- **Problem to work on**
State how many lines of the entries hold the string "here". Reply with the number alone.

- **Part of a data file**
'''
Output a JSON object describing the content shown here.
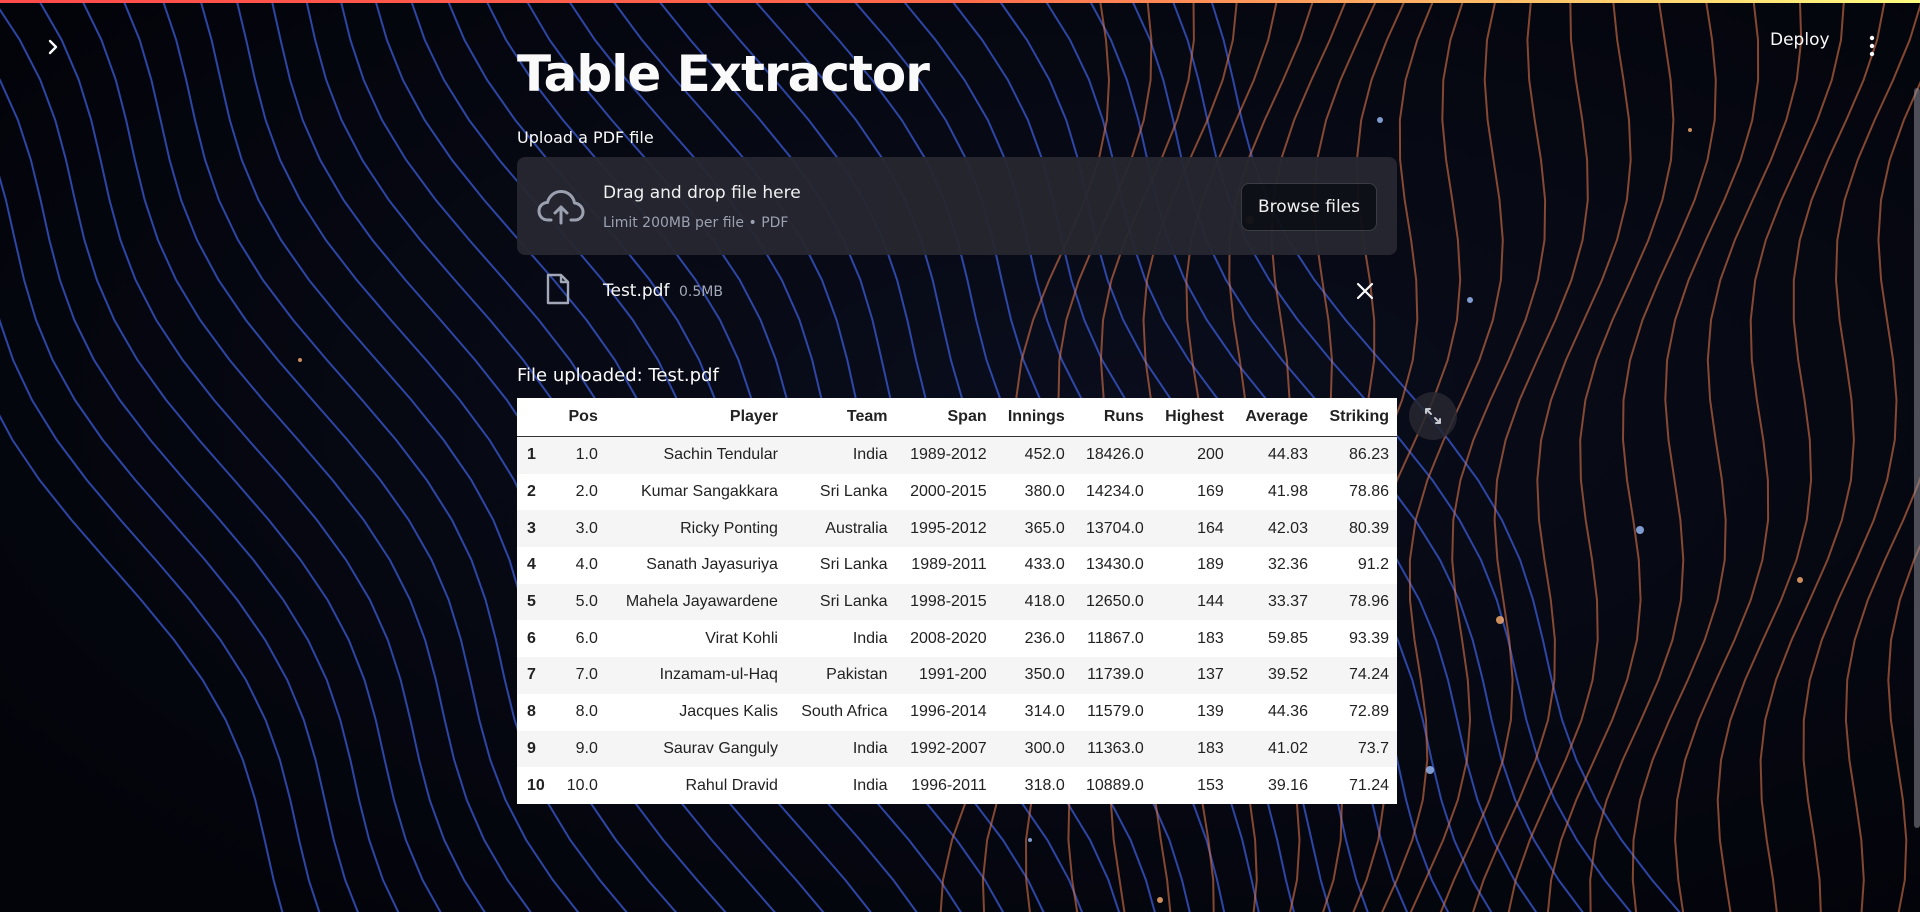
{
  "header": {
    "deploy_label": "Deploy",
    "sidebar_toggle_icon": "chevron-right-icon",
    "menu_icon": "more-vertical-icon"
  },
  "main": {
    "title": "Table Extractor",
    "uploader": {
      "label": "Upload a PDF file",
      "drop_title": "Drag and drop file here",
      "drop_subtitle": "Limit 200MB per file • PDF",
      "browse_label": "Browse files",
      "icon": "cloud-upload-icon"
    },
    "file": {
      "name": "Test.pdf",
      "size": "0.5MB",
      "icon": "file-icon"
    },
    "status": "File uploaded: Test.pdf",
    "table": {
      "columns": [
        "",
        "Pos",
        "Player",
        "Team",
        "Span",
        "Innings",
        "Runs",
        "Highest",
        "Average",
        "Striking"
      ],
      "rows": [
        [
          "1",
          "1.0",
          "Sachin Tendular",
          "India",
          "1989-2012",
          "452.0",
          "18426.0",
          "200",
          "44.83",
          "86.23"
        ],
        [
          "2",
          "2.0",
          "Kumar Sangakkara",
          "Sri Lanka",
          "2000-2015",
          "380.0",
          "14234.0",
          "169",
          "41.98",
          "78.86"
        ],
        [
          "3",
          "3.0",
          "Ricky Ponting",
          "Australia",
          "1995-2012",
          "365.0",
          "13704.0",
          "164",
          "42.03",
          "80.39"
        ],
        [
          "4",
          "4.0",
          "Sanath Jayasuriya",
          "Sri Lanka",
          "1989-2011",
          "433.0",
          "13430.0",
          "189",
          "32.36",
          "91.2"
        ],
        [
          "5",
          "5.0",
          "Mahela Jayawardene",
          "Sri Lanka",
          "1998-2015",
          "418.0",
          "12650.0",
          "144",
          "33.37",
          "78.96"
        ],
        [
          "6",
          "6.0",
          "Virat Kohli",
          "India",
          "2008-2020",
          "236.0",
          "11867.0",
          "183",
          "59.85",
          "93.39"
        ],
        [
          "7",
          "7.0",
          "Inzamam-ul-Haq",
          "Pakistan",
          "1991-200",
          "350.0",
          "11739.0",
          "137",
          "39.52",
          "74.24"
        ],
        [
          "8",
          "8.0",
          "Jacques Kalis",
          "South Africa",
          "1996-2014",
          "314.0",
          "11579.0",
          "139",
          "44.36",
          "72.89"
        ],
        [
          "9",
          "9.0",
          "Saurav Ganguly",
          "India",
          "1992-2007",
          "300.0",
          "11363.0",
          "183",
          "41.02",
          "73.7"
        ],
        [
          "10",
          "10.0",
          "Rahul Dravid",
          "India",
          "1996-2011",
          "318.0",
          "10889.0",
          "153",
          "39.16",
          "71.24"
        ]
      ]
    },
    "expand_icon": "fullscreen-expand-icon"
  },
  "colors": {
    "accent_gradient_start": "#ff4b4b",
    "accent_gradient_end": "#fffd80",
    "dropzone_bg": "#262730"
  }
}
'''
- **Answer to this exercise**
2